[Dataset records on visual material]
%%

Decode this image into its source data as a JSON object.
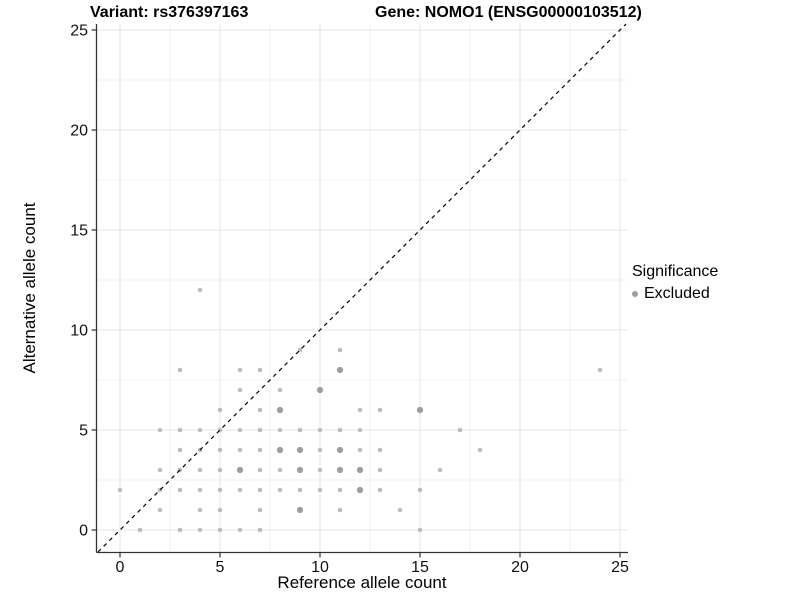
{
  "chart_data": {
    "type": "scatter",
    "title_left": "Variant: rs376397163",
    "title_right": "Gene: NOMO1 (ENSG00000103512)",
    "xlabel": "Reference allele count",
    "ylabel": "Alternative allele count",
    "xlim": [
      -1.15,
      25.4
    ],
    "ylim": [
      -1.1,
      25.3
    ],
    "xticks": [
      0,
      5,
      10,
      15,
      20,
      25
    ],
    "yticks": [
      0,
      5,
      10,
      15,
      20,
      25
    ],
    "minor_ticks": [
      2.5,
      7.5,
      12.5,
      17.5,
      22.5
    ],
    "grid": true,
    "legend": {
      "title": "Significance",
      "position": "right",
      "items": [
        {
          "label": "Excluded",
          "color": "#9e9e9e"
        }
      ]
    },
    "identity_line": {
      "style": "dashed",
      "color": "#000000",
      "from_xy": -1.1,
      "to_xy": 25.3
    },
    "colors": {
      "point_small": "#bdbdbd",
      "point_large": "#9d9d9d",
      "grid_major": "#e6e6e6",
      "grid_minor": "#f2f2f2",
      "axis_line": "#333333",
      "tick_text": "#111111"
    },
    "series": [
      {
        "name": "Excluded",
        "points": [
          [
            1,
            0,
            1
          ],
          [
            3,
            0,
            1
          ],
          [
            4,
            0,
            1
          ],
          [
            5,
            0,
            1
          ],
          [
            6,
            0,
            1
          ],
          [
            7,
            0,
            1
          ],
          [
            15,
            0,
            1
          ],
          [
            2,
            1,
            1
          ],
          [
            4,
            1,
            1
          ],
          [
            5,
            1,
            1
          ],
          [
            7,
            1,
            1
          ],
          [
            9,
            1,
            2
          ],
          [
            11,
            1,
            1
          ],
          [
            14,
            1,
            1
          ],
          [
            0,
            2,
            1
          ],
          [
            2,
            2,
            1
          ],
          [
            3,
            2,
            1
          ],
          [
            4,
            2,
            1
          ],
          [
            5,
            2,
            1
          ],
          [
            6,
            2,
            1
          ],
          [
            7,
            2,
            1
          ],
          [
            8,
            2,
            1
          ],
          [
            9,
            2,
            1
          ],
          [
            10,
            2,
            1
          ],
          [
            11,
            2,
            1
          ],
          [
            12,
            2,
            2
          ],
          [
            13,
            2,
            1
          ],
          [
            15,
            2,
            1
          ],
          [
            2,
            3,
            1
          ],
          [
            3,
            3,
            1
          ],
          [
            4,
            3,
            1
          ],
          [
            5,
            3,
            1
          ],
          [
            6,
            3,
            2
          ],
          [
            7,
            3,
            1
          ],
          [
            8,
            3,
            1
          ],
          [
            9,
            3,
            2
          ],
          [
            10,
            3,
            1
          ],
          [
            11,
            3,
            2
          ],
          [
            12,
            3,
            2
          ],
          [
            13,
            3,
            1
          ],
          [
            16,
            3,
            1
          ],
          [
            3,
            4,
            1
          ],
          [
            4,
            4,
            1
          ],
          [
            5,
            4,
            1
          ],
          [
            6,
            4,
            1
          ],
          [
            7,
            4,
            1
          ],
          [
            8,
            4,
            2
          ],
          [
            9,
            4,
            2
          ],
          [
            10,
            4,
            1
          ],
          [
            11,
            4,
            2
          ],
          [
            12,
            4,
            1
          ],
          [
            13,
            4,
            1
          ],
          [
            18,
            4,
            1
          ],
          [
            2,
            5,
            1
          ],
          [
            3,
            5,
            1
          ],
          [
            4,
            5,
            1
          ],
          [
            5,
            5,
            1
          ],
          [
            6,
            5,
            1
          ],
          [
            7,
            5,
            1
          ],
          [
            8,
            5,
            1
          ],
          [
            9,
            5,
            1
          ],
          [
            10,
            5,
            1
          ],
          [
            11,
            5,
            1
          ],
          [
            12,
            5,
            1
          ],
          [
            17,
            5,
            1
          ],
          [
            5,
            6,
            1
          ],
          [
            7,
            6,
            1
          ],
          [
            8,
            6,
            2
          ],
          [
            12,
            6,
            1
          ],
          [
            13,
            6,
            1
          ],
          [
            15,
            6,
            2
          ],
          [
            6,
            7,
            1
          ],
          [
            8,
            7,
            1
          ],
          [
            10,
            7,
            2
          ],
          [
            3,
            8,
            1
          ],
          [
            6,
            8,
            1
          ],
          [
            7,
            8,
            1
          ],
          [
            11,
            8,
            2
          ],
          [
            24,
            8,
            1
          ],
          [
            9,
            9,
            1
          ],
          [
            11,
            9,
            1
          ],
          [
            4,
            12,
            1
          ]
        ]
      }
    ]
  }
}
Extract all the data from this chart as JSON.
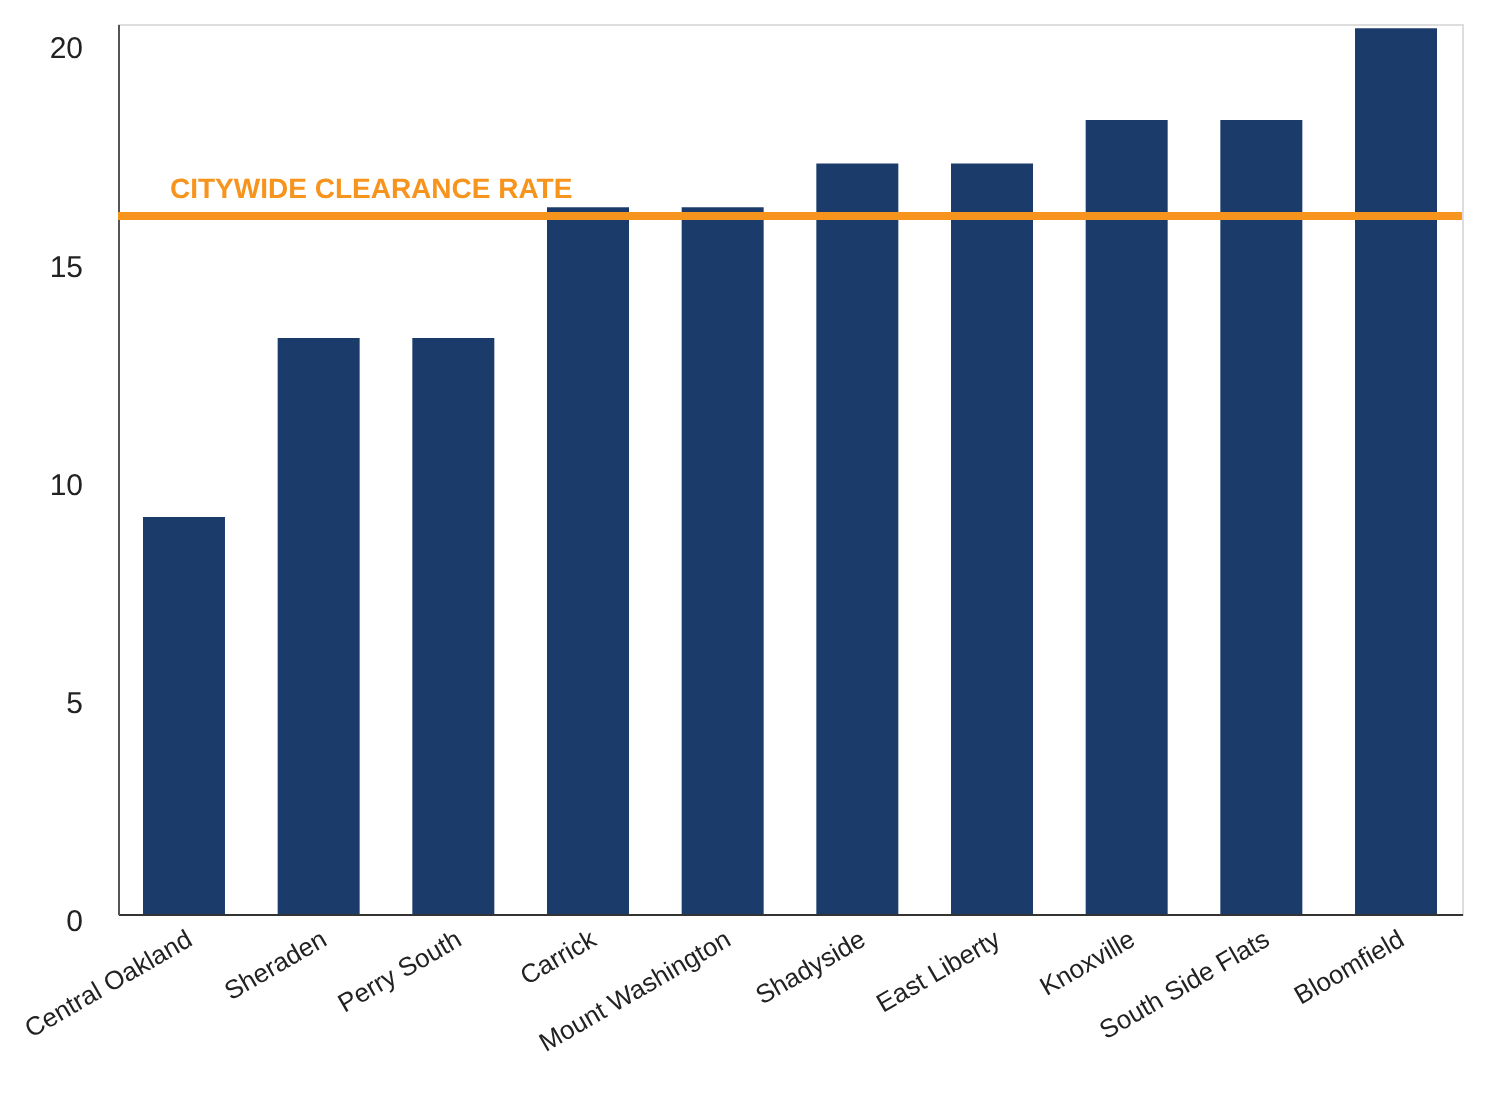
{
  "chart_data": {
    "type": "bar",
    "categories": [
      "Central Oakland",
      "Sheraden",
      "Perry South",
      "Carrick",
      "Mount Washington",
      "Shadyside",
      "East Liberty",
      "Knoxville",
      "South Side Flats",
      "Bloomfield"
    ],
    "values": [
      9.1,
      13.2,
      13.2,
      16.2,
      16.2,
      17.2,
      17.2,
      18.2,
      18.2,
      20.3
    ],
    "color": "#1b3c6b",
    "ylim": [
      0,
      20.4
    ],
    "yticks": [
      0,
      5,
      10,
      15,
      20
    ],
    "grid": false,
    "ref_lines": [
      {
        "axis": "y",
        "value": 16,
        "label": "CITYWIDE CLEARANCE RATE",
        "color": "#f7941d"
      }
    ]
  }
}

%%
%%

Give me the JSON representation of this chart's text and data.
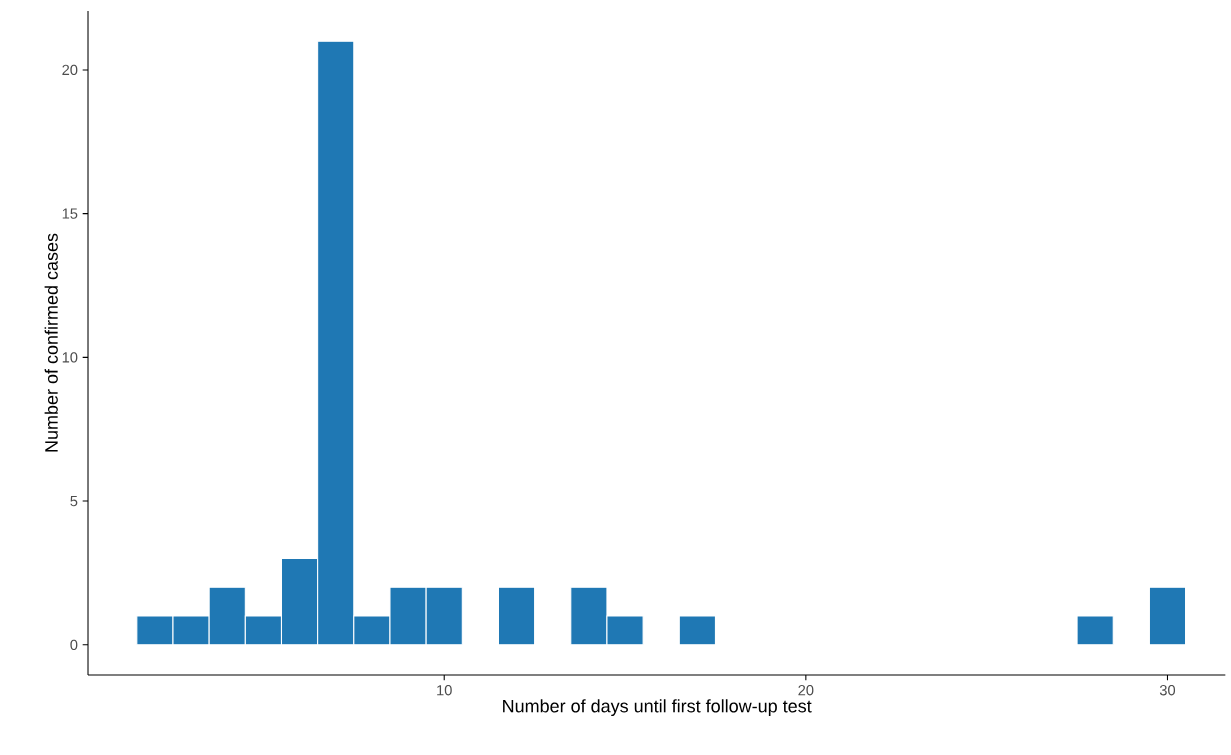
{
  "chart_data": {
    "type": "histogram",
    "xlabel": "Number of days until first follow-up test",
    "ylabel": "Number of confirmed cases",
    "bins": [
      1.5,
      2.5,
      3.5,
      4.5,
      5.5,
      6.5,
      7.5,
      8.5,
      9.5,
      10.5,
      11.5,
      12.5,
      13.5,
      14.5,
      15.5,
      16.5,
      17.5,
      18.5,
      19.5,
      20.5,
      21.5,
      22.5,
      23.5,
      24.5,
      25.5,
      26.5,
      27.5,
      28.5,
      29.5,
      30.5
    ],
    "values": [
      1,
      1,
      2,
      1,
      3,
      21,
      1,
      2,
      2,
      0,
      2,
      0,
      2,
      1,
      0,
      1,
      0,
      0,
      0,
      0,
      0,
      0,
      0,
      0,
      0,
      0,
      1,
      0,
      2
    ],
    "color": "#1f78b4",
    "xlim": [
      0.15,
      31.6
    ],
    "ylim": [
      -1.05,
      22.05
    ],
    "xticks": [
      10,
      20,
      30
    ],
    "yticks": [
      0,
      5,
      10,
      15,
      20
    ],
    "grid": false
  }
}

%%

> WHAT YOU NEED TO DO: Pick out and copy the lines of the entries that hold the string "JSON".

> RESULT FOR THIS TASK:
Decode this image into its source data as a JSON object.
Extract all the data from this chart as JSON.
Give me the JSON representation of this chart's text and data.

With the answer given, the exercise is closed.